◆ What the exercise asks:
List, from the lines below, each one with "message" in it.

.....

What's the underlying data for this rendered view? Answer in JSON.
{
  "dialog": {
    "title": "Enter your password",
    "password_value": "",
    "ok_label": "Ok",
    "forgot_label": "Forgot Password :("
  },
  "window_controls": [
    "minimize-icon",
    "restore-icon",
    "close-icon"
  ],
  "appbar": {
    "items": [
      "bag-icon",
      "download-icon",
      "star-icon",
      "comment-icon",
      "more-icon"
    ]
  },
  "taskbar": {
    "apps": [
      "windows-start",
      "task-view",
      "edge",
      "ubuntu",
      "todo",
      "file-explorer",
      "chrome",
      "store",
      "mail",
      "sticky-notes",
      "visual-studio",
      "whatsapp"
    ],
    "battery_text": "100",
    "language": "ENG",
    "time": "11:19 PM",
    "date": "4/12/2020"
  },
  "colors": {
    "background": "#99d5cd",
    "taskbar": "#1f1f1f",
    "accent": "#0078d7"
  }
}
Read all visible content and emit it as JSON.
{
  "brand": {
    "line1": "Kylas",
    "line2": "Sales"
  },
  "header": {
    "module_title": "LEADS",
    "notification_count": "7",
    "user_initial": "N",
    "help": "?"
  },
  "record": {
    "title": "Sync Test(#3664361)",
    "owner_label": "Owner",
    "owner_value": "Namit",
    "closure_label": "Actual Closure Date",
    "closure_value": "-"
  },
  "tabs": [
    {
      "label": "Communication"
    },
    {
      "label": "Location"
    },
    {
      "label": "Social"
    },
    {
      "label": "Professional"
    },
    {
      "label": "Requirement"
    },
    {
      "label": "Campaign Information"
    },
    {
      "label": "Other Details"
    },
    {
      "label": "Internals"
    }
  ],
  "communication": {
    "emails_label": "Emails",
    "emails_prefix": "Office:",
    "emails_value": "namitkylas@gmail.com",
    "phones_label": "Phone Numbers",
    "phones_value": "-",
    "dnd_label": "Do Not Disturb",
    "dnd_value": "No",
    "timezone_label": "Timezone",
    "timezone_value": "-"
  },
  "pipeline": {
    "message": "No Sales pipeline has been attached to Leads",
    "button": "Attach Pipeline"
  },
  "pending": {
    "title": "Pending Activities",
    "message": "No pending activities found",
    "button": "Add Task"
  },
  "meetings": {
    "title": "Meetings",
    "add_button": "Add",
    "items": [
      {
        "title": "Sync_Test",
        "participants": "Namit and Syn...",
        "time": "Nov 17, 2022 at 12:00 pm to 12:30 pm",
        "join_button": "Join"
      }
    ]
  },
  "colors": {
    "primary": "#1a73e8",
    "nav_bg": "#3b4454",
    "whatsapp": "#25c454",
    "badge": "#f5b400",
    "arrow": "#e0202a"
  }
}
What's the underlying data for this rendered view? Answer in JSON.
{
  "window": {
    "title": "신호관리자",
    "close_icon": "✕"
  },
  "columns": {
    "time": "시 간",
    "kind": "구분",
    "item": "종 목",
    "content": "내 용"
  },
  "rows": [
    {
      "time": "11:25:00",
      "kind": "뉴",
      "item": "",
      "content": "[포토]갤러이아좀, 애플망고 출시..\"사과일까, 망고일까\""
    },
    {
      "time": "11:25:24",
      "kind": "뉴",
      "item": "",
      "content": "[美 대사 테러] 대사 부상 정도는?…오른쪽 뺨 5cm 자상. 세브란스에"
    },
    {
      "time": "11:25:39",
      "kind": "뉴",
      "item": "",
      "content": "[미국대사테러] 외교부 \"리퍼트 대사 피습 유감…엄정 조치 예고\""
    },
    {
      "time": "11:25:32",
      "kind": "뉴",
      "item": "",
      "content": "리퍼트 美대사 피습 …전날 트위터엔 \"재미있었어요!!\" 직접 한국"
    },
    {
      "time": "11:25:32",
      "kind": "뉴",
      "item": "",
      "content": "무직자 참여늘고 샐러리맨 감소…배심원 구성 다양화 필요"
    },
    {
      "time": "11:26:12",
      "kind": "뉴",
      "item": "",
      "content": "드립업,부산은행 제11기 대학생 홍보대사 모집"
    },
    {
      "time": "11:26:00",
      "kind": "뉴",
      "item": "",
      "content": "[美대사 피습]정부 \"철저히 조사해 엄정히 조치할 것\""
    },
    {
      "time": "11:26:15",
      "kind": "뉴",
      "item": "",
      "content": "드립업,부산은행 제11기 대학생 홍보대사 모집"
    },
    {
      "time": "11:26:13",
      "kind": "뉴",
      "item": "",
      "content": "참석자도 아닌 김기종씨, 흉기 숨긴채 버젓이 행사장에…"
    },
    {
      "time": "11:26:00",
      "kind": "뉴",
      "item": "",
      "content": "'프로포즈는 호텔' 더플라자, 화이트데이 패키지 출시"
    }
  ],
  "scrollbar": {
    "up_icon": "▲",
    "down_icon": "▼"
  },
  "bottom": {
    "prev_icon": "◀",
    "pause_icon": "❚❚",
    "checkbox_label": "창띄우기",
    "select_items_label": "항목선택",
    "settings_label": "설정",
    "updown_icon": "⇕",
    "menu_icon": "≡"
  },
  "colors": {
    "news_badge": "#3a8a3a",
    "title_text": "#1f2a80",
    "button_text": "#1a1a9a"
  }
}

.....

◆ Solution below:
    "message": "No Sales pipeline has been attached to Leads",
    "message": "No pending activities found",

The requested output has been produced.